## START
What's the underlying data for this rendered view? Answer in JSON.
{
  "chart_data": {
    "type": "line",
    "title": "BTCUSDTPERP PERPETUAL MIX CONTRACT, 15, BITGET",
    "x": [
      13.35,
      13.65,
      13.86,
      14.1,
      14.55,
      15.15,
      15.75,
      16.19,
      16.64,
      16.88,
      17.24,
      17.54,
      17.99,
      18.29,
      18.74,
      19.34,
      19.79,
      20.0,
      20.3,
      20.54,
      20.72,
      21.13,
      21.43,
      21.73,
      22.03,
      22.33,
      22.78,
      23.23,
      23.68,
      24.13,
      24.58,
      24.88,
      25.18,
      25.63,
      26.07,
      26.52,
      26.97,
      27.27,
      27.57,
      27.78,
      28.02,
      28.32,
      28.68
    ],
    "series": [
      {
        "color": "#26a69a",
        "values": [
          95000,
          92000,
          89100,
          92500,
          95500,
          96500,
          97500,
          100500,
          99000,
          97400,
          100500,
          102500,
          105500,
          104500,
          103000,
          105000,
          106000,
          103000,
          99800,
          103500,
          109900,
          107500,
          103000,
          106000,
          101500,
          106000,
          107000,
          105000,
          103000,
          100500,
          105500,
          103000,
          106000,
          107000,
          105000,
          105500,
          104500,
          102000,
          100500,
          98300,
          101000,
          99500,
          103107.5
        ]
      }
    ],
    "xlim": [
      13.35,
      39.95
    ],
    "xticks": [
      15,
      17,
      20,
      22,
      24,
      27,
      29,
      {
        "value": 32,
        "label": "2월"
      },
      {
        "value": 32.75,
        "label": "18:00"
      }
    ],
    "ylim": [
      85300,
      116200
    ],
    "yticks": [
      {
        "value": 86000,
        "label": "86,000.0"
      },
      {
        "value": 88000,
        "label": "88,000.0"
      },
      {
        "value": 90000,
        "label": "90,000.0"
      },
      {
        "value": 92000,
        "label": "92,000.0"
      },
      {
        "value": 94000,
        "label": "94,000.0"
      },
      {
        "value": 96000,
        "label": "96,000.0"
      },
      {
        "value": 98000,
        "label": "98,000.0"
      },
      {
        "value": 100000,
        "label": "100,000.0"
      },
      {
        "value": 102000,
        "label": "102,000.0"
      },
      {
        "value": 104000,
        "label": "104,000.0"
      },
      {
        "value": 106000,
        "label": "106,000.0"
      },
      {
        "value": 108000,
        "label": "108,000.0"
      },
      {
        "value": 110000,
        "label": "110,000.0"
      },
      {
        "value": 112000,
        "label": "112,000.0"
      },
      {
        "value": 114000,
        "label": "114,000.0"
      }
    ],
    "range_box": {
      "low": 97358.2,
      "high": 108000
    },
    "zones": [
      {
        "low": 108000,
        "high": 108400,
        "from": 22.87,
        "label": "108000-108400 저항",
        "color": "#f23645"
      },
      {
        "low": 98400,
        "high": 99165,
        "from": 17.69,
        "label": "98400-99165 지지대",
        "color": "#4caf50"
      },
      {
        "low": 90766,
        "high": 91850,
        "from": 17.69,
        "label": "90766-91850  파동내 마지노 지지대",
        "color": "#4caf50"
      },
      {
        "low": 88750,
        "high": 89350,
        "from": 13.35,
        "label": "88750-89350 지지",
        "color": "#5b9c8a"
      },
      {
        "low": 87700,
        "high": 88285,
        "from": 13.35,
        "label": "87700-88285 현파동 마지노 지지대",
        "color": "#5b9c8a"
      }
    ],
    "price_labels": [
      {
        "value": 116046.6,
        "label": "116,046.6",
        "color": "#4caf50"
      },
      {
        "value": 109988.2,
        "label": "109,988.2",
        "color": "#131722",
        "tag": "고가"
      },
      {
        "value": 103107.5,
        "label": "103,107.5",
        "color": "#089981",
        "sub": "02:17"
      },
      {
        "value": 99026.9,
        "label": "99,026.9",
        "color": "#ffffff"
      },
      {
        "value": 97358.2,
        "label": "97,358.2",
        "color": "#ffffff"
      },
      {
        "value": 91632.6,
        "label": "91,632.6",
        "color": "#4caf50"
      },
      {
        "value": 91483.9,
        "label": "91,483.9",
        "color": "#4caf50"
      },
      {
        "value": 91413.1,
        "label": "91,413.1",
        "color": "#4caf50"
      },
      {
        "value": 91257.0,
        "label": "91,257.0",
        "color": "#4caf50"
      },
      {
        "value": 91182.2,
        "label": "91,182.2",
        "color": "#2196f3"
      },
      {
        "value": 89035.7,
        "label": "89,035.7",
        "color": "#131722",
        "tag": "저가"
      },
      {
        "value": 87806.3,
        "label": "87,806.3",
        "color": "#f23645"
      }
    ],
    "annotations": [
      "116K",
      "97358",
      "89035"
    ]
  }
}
## END
Direction: Write out all the data again, exactly as it appears.

Result of the exercise:
What's the underlying data for this rendered view? Answer in JSON.
{
  "chart_data": {
    "type": "line",
    "title": "BTCUSDTPERP PERPETUAL MIX CONTRACT, 15, BITGET",
    "x": [
      13.35,
      13.65,
      13.86,
      14.1,
      14.55,
      15.15,
      15.75,
      16.19,
      16.64,
      16.88,
      17.24,
      17.54,
      17.99,
      18.29,
      18.74,
      19.34,
      19.79,
      20.0,
      20.3,
      20.54,
      20.72,
      21.13,
      21.43,
      21.73,
      22.03,
      22.33,
      22.78,
      23.23,
      23.68,
      24.13,
      24.58,
      24.88,
      25.18,
      25.63,
      26.07,
      26.52,
      26.97,
      27.27,
      27.57,
      27.78,
      28.02,
      28.32,
      28.68
    ],
    "series": [
      {
        "color": "#26a69a",
        "values": [
          95000,
          92000,
          89100,
          92500,
          95500,
          96500,
          97500,
          100500,
          99000,
          97400,
          100500,
          102500,
          105500,
          104500,
          103000,
          105000,
          106000,
          103000,
          99800,
          103500,
          109900,
          107500,
          103000,
          106000,
          101500,
          106000,
          107000,
          105000,
          103000,
          100500,
          105500,
          103000,
          106000,
          107000,
          105000,
          105500,
          104500,
          102000,
          100500,
          98300,
          101000,
          99500,
          103107.5
        ]
      }
    ],
    "xlim": [
      13.35,
      39.95
    ],
    "xticks": [
      15,
      17,
      20,
      22,
      24,
      27,
      29,
      {
        "value": 32,
        "label": "2월"
      },
      {
        "value": 32.75,
        "label": "18:00"
      }
    ],
    "ylim": [
      85300,
      116200
    ],
    "yticks": [
      {
        "value": 86000,
        "label": "86,000.0"
      },
      {
        "value": 88000,
        "label": "88,000.0"
      },
      {
        "value": 90000,
        "label": "90,000.0"
      },
      {
        "value": 92000,
        "label": "92,000.0"
      },
      {
        "value": 94000,
        "label": "94,000.0"
      },
      {
        "value": 96000,
        "label": "96,000.0"
      },
      {
        "value": 98000,
        "label": "98,000.0"
      },
      {
        "value": 100000,
        "label": "100,000.0"
      },
      {
        "value": 102000,
        "label": "102,000.0"
      },
      {
        "value": 104000,
        "label": "104,000.0"
      },
      {
        "value": 106000,
        "label": "106,000.0"
      },
      {
        "value": 108000,
        "label": "108,000.0"
      },
      {
        "value": 110000,
        "label": "110,000.0"
      },
      {
        "value": 112000,
        "label": "112,000.0"
      },
      {
        "value": 114000,
        "label": "114,000.0"
      }
    ],
    "range_box": {
      "low": 97358.2,
      "high": 108000
    },
    "zones": [
      {
        "low": 108000,
        "high": 108400,
        "from": 22.87,
        "label": "108000-108400 저항",
        "color": "#f23645"
      },
      {
        "low": 98400,
        "high": 99165,
        "from": 17.69,
        "label": "98400-99165 지지대",
        "color": "#4caf50"
      },
      {
        "low": 90766,
        "high": 91850,
        "from": 17.69,
        "label": "90766-91850  파동내 마지노 지지대",
        "color": "#4caf50"
      },
      {
        "low": 88750,
        "high": 89350,
        "from": 13.35,
        "label": "88750-89350 지지",
        "color": "#5b9c8a"
      },
      {
        "low": 87700,
        "high": 88285,
        "from": 13.35,
        "label": "87700-88285 현파동 마지노 지지대",
        "color": "#5b9c8a"
      }
    ],
    "price_labels": [
      {
        "value": 116046.6,
        "label": "116,046.6",
        "color": "#4caf50"
      },
      {
        "value": 109988.2,
        "label": "109,988.2",
        "color": "#131722",
        "tag": "고가"
      },
      {
        "value": 103107.5,
        "label": "103,107.5",
        "color": "#089981",
        "sub": "02:17"
      },
      {
        "value": 99026.9,
        "label": "99,026.9",
        "color": "#ffffff"
      },
      {
        "value": 97358.2,
        "label": "97,358.2",
        "color": "#ffffff"
      },
      {
        "value": 91632.6,
        "label": "91,632.6",
        "color": "#4caf50"
      },
      {
        "value": 91483.9,
        "label": "91,483.9",
        "color": "#4caf50"
      },
      {
        "value": 91413.1,
        "label": "91,413.1",
        "color": "#4caf50"
      },
      {
        "value": 91257.0,
        "label": "91,257.0",
        "color": "#4caf50"
      },
      {
        "value": 91182.2,
        "label": "91,182.2",
        "color": "#2196f3"
      },
      {
        "value": 89035.7,
        "label": "89,035.7",
        "color": "#131722",
        "tag": "저가"
      },
      {
        "value": 87806.3,
        "label": "87,806.3",
        "color": "#f23645"
      }
    ],
    "annotations": [
      "116K",
      "97358",
      "89035"
    ]
  }
}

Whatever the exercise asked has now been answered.